| STORED ROWS |
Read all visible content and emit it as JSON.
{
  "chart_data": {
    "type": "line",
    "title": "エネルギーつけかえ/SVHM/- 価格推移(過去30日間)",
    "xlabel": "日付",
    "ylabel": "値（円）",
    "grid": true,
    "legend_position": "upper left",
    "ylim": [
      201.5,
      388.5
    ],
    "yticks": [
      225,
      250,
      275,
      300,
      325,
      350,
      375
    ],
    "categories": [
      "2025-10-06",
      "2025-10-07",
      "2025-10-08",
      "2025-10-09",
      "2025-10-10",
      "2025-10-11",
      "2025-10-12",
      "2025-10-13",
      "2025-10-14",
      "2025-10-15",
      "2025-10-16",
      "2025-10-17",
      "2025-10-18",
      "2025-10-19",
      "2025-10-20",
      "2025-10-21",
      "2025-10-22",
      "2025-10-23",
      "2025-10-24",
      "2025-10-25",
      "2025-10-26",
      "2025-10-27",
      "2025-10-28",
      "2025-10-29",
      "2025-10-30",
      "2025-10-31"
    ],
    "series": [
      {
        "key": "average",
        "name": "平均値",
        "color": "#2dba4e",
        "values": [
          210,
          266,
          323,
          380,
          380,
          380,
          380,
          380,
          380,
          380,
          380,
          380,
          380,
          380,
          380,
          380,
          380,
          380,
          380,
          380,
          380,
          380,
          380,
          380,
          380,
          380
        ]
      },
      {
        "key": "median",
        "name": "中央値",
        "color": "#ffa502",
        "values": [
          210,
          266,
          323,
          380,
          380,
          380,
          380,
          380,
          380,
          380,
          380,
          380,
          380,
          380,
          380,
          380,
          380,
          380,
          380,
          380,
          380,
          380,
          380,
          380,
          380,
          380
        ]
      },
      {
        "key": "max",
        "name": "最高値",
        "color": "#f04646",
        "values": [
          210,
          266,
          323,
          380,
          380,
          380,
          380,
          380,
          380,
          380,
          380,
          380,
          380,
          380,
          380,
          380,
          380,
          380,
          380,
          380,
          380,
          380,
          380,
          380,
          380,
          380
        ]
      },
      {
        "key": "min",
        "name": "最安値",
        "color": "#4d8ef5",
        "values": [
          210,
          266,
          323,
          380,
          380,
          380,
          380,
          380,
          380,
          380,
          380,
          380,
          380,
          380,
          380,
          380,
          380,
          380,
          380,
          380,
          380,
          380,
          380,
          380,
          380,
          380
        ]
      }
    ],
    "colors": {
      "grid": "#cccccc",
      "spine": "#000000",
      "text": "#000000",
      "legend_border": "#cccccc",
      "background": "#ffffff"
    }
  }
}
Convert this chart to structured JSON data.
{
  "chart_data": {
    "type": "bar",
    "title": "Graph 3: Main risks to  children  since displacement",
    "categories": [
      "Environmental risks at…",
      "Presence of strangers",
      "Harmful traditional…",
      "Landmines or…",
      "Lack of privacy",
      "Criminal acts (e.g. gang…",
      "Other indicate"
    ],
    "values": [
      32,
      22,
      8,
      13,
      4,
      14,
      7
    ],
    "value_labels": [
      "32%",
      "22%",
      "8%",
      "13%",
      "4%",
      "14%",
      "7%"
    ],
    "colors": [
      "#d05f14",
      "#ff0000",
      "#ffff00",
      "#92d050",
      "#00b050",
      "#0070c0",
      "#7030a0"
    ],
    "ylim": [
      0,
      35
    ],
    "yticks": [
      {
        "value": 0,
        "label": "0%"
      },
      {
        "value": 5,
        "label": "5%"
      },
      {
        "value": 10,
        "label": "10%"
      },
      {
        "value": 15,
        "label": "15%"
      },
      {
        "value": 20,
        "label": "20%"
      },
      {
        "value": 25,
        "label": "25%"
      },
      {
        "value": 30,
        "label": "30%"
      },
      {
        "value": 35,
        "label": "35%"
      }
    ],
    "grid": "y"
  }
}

| SHORT EXERCISE |
Quote all of the entries verbatim.

| ANSWER TO THE TASK |
Read all visible content and emit it as JSON.
{
  "chart_data": {
    "type": "line",
    "title": "エネルギーつけかえ/SVHM/- 価格推移(過去30日間)",
    "xlabel": "日付",
    "ylabel": "値（円）",
    "grid": true,
    "legend_position": "upper left",
    "ylim": [
      201.5,
      388.5
    ],
    "yticks": [
      225,
      250,
      275,
      300,
      325,
      350,
      375
    ],
    "categories": [
      "2025-10-06",
      "2025-10-07",
      "2025-10-08",
      "2025-10-09",
      "2025-10-10",
      "2025-10-11",
      "2025-10-12",
      "2025-10-13",
      "2025-10-14",
      "2025-10-15",
      "2025-10-16",
      "2025-10-17",
      "2025-10-18",
      "2025-10-19",
      "2025-10-20",
      "2025-10-21",
      "2025-10-22",
      "2025-10-23",
      "2025-10-24",
      "2025-10-25",
      "2025-10-26",
      "2025-10-27",
      "2025-10-28",
      "2025-10-29",
      "2025-10-30",
      "2025-10-31"
    ],
    "series": [
      {
        "key": "average",
        "name": "平均値",
        "color": "#2dba4e",
        "values": [
          210,
          266,
          323,
          380,
          380,
          380,
          380,
          380,
          380,
          380,
          380,
          380,
          380,
          380,
          380,
          380,
          380,
          380,
          380,
          380,
          380,
          380,
          380,
          380,
          380,
          380
        ]
      },
      {
        "key": "median",
        "name": "中央値",
        "color": "#ffa502",
        "values": [
          210,
          266,
          323,
          380,
          380,
          380,
          380,
          380,
          380,
          380,
          380,
          380,
          380,
          380,
          380,
          380,
          380,
          380,
          380,
          380,
          380,
          380,
          380,
          380,
          380,
          380
        ]
      },
      {
        "key": "max",
        "name": "最高値",
        "color": "#f04646",
        "values": [
          210,
          266,
          323,
          380,
          380,
          380,
          380,
          380,
          380,
          380,
          380,
          380,
          380,
          380,
          380,
          380,
          380,
          380,
          380,
          380,
          380,
          380,
          380,
          380,
          380,
          380
        ]
      },
      {
        "key": "min",
        "name": "最安値",
        "color": "#4d8ef5",
        "values": [
          210,
          266,
          323,
          380,
          380,
          380,
          380,
          380,
          380,
          380,
          380,
          380,
          380,
          380,
          380,
          380,
          380,
          380,
          380,
          380,
          380,
          380,
          380,
          380,
          380,
          380
        ]
      }
    ],
    "colors": {
      "grid": "#cccccc",
      "spine": "#000000",
      "text": "#000000",
      "legend_border": "#cccccc",
      "background": "#ffffff"
    }
  }
}
Convert this chart to structured JSON data.
{
  "chart_data": {
    "type": "bar",
    "title": "Graph 3: Main risks to  children  since displacement",
    "categories": [
      "Environmental risks at…",
      "Presence of strangers",
      "Harmful traditional…",
      "Landmines or…",
      "Lack of privacy",
      "Criminal acts (e.g. gang…",
      "Other indicate"
    ],
    "values": [
      32,
      22,
      8,
      13,
      4,
      14,
      7
    ],
    "value_labels": [
      "32%",
      "22%",
      "8%",
      "13%",
      "4%",
      "14%",
      "7%"
    ],
    "colors": [
      "#d05f14",
      "#ff0000",
      "#ffff00",
      "#92d050",
      "#00b050",
      "#0070c0",
      "#7030a0"
    ],
    "ylim": [
      0,
      35
    ],
    "yticks": [
      {
        "value": 0,
        "label": "0%"
      },
      {
        "value": 5,
        "label": "5%"
      },
      {
        "value": 10,
        "label": "10%"
      },
      {
        "value": 15,
        "label": "15%"
      },
      {
        "value": 20,
        "label": "20%"
      },
      {
        "value": 25,
        "label": "25%"
      },
      {
        "value": 30,
        "label": "30%"
      },
      {
        "value": 35,
        "label": "35%"
      }
    ],
    "grid": "y"
  }
}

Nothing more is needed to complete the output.